Short problem:
The records below must be duplicated exactly, character for character.

Working data:
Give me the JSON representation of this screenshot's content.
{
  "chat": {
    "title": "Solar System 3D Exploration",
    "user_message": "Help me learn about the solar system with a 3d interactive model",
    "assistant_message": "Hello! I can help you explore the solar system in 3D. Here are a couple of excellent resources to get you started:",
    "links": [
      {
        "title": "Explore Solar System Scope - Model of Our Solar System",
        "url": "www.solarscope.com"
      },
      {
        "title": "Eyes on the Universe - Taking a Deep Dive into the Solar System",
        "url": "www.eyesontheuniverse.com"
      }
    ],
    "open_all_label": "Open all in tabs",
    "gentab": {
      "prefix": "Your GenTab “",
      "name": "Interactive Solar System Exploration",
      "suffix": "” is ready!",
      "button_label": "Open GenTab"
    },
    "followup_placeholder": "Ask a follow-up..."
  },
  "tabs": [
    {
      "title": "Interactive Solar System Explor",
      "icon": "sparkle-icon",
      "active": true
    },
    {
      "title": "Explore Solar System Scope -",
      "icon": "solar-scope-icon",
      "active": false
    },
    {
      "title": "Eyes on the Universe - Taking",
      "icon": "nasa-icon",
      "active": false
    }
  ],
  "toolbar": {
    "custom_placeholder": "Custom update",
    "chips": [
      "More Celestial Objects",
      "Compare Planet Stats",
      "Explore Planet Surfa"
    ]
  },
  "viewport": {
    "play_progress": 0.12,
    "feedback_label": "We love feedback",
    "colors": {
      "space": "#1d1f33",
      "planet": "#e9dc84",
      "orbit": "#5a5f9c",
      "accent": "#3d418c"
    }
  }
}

Task solution:
Give me the JSON representation of this screenshot's content.
{
  "chat": {
    "title": "Solar System 3D Exploration",
    "user_message": "Help me learn about the solar system with a 3d interactive model",
    "assistant_message": "Hello! I can help you explore the solar system in 3D. Here are a couple of excellent resources to get you started:",
    "links": [
      {
        "title": "Explore Solar System Scope - Model of Our Solar System",
        "url": "www.solarscope.com"
      },
      {
        "title": "Eyes on the Universe - Taking a Deep Dive into the Solar System",
        "url": "www.eyesontheuniverse.com"
      }
    ],
    "open_all_label": "Open all in tabs",
    "gentab": {
      "prefix": "Your GenTab “",
      "name": "Interactive Solar System Exploration",
      "suffix": "” is ready!",
      "button_label": "Open GenTab"
    },
    "followup_placeholder": "Ask a follow-up..."
  },
  "tabs": [
    {
      "title": "Interactive Solar System Explor",
      "icon": "sparkle-icon",
      "active": true
    },
    {
      "title": "Explore Solar System Scope -",
      "icon": "solar-scope-icon",
      "active": false
    },
    {
      "title": "Eyes on the Universe - Taking",
      "icon": "nasa-icon",
      "active": false
    }
  ],
  "toolbar": {
    "custom_placeholder": "Custom update",
    "chips": [
      "More Celestial Objects",
      "Compare Planet Stats",
      "Explore Planet Surfa"
    ]
  },
  "viewport": {
    "play_progress": 0.12,
    "feedback_label": "We love feedback",
    "colors": {
      "space": "#1d1f33",
      "planet": "#e9dc84",
      "orbit": "#5a5f9c",
      "accent": "#3d418c"
    }
  }
}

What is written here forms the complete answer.